Return each line holding the string "this".

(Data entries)
◇ ◇ ◇ ◇ ◇ ◇ ◇
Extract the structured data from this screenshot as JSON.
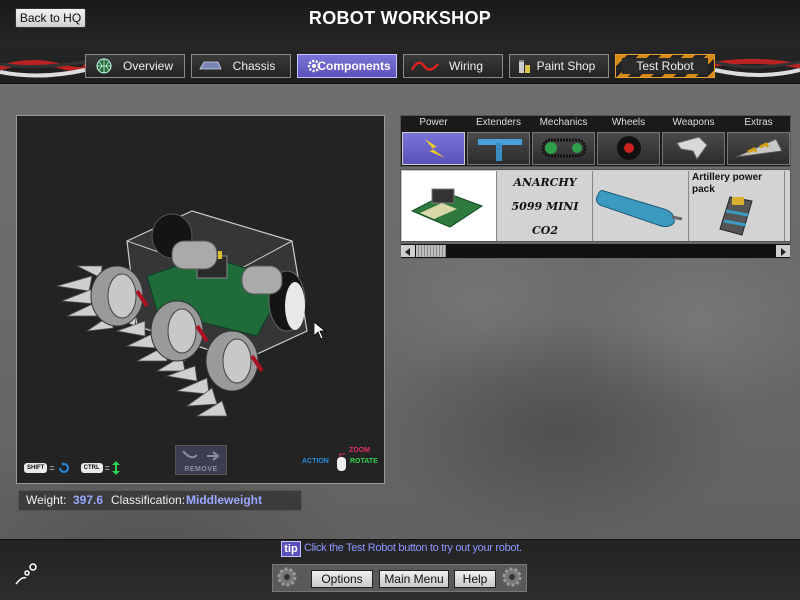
{
  "header": {
    "title": "ROBOT WORKSHOP",
    "back_label": "Back to HQ"
  },
  "tabs": [
    {
      "label": "Overview",
      "icon": "globe-icon"
    },
    {
      "label": "Chassis",
      "icon": "chassis-icon"
    },
    {
      "label": "Components",
      "icon": "gear-icon",
      "active": true
    },
    {
      "label": "Wiring",
      "icon": "wire-icon"
    },
    {
      "label": "Paint Shop",
      "icon": "paint-cans-icon"
    },
    {
      "label": "Test Robot",
      "icon": "hazard-stripes"
    }
  ],
  "viewport": {
    "remove_label": "REMOVE",
    "shift_key": "SHIFT",
    "ctrl_key": "CTRL",
    "eq": "=",
    "action_label": "ACTION",
    "zoom_label": "ZOOM",
    "rotate_label": "ROTATE"
  },
  "status": {
    "weight_label": "Weight:",
    "weight_value": "397.6",
    "class_label": "Classification:",
    "class_value": "Middleweight"
  },
  "categories": [
    {
      "label": "Power",
      "icon": "lightning-icon",
      "active": true
    },
    {
      "label": "Extenders",
      "icon": "t-bar-icon"
    },
    {
      "label": "Mechanics",
      "icon": "chain-drive-icon"
    },
    {
      "label": "Wheels",
      "icon": "wheel-icon"
    },
    {
      "label": "Weapons",
      "icon": "blade-icon"
    },
    {
      "label": "Extras",
      "icon": "wedge-icon"
    }
  ],
  "items": [
    {
      "label": "",
      "icon": "circuit-board-icon",
      "selected": true
    },
    {
      "label": "ANARCHY 5099 MINI CO2",
      "icon": "co2-logo"
    },
    {
      "label": "",
      "icon": "gas-cylinder-icon"
    },
    {
      "label": "Artillery power pack",
      "icon": "power-pack-icon"
    }
  ],
  "tip": {
    "badge": "tip",
    "text": "Click the Test Robot button to try out your robot."
  },
  "menu": {
    "options": "Options",
    "main_menu": "Main Menu",
    "help": "Help"
  },
  "colors": {
    "accent": "#5a52b8",
    "accent_light": "#9aa7ff",
    "hazard": "#d48a14",
    "cable_red": "#c0392b"
  }
}
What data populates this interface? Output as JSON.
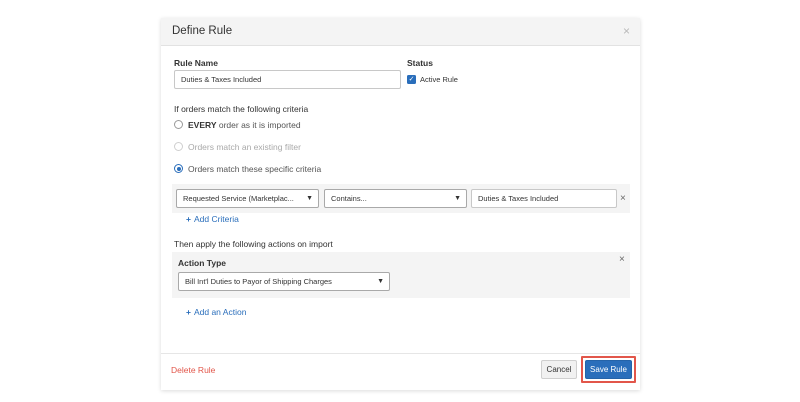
{
  "modal": {
    "title": "Define Rule",
    "close_glyph": "×",
    "close_icon": "close-icon"
  },
  "rule_name": {
    "label": "Rule Name",
    "value": "Duties & Taxes Included"
  },
  "status": {
    "label": "Status",
    "checkbox_label": "Active Rule",
    "checked": true
  },
  "criteria": {
    "heading": "If orders match the following criteria",
    "options": [
      {
        "bold": "EVERY",
        "label": " order as it is imported",
        "state": "unchecked"
      },
      {
        "bold": "",
        "label": "Orders match an existing filter",
        "state": "disabled"
      },
      {
        "bold": "",
        "label": "Orders match these specific criteria",
        "state": "checked"
      }
    ],
    "row": {
      "field_select": "Requested Service (Marketplac...",
      "operator_select": "Contains...",
      "value": "Duties & Taxes Included"
    },
    "add_link": "Add Criteria"
  },
  "actions": {
    "heading": "Then apply the following actions on import",
    "action_type_label": "Action Type",
    "action_select": "Bill Int'l Duties to Payor of Shipping Charges",
    "add_link": "Add an Action"
  },
  "footer": {
    "delete_label": "Delete Rule",
    "cancel_label": "Cancel",
    "save_label": "Save Rule"
  },
  "colors": {
    "accent": "#2a6ebb",
    "danger": "#e2564a",
    "highlight": "#e2564a"
  }
}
◇ ◇ ◇ ◇ ◇ ◇ ◇
▸ Final result
Extract the structured data from this screenshot as JSON.
What data populates this interface? Output as JSON.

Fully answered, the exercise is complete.